_Required work_
**A)** Answer these from the RabbitMQ transport properties table, one line each:
(i) What two settings can Queue Mode take?
(ii) What is the smallest number of nodes the table gives for Quorum Initial Size?
(iii) Which Transaction Type setting provides the least thruput?
**B)** Please output the part of the RabbitMQ transport properties table starting with "Neuron ESB RabbitMQ" and going on through "reduce memory consumption.".
**C)** Using the RabbitMQ transport properties table, decide whether each statement agrees with it. Answer yes or no, and quote the words that settle it.
(i) Batch Size is meant only for PublishConfirms transactions.
(ii) Batch Confirm Timeout should be set between 1 and 5 seconds.
(iii) Changing Quorum Queues while Neuron is running requires a restart of the topic's RabbitMQ Publishing service before connectivity is restored.

_Passage shown_

Neuron ESB RabbitMQ Transport Properties

Property	Category	Description
Queue Mode	General	Queue Mode can be set to either Default or Lazy. Lazy can be used to write the messages out to disk ASAP to keep memory pressure low, even if Persistence is not enabled. However, if Persistence is enabled, messages will survive a broker restart. Ideally, Persistence and Lazy should be used in conjunction to reduce the chance of message loss and reduce memory consumption.
Quorum Queues	General	If true, Quorum Queues will be used. If this property is changed, it is highly recommended to check that the queues for this topic are empty before applying and saving the solution. Changing and saving this property while Neuron is running requires a restart of the topic’s RabbitMQ Publishing service before connectivity is restored. This can be done through Endpoint Health.
-Quorum Initial Size	General	The number of nodes/replicas that the topic’s queues should be replicated to. There should be at least 3 nodes and the number of nodes should be odd. These nodes should also be registered in the Deployment Group
-Delivery Limit	General	The maximum number of times a message will try to be redelivered before being sent to the dead letter exchange.
Delivery Mode	Publish	Persistent (i.e. Durable) or NonPersistent. Persistence ensures message is written to disk. If using Transactions, Persistence SHOULD be used. The tradeoff between Persistence and Non Persistence is Memory vs CPU and Disk I/O.
Transaction Type	Publish	Controls the level of reliability for messages. Either ‘None’, ‘PublisherConfirms’ or ‘Transactional’ can be selected. ‘PublisherConfirms’ uses an asynchronous Ack/Nack protocol and is essentially a Batch Transaction model while ‘Transactional’ forces a commit/rollback on each message published. Thruput wise, None will provide the greatest thruput, followed by Publish Confirm transactions. Transactional setting will provide the least thruput.
-Batch Size	Publish	Only for use with PublishConfirms type of transactions. The number of messages that will be published to RabbitMQ in a Publish Confirm transaction
-Batch Confirm Timeout	Publish	Only for use with PublishConfirms type of transactions. The number of seconds to wait after the Batch of messages have been published to receive all ACKs/NACKs from the RabbitMQ server. Should be a value between 1 and 60.
-Inactivity Timeout	Publish	Only for use with PublishConfirms type of transactions. The number of minutes to wait after the last message sent before checking to determine if all ACKs/NACKs from RabbitMQ have been received. Should be a value between 1 and 5.

_Dataset content_

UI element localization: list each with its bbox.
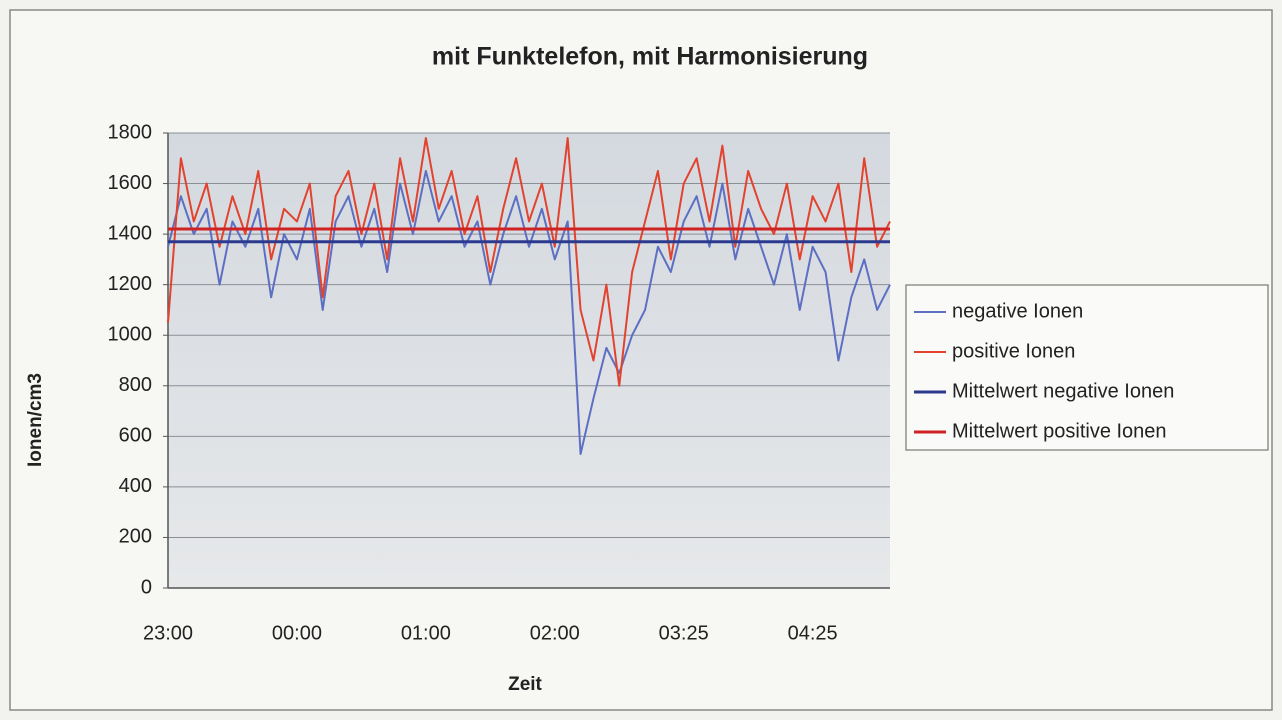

_Answers for the tasks_
**A)**
(i) Default or Lazy
(ii) At least 3, and the number of nodes should be odd
(iii) Transactional

**B)**
Neuron ESB RabbitMQ Transport Properties

Property	Category	Description
Queue Mode	General	Queue Mode can be set to either Default or Lazy. Lazy can be used to write the messages out to disk ASAP to keep memory pressure low, even if Persistence is not enabled. However, if Persistence is enabled, messages will survive a broker restart. Ideally, Persistence and Lazy should be used in conjunction to reduce the chance of message loss and reduce memory consumption.

**C)**
(i) Yes: "Only for use with PublishConfirms type of transactions."
(ii) No: "Should be a value between 1 and 60."
(iii) Yes: "requires a restart of the topic’s RabbitMQ Publishing service before connectivity is restored"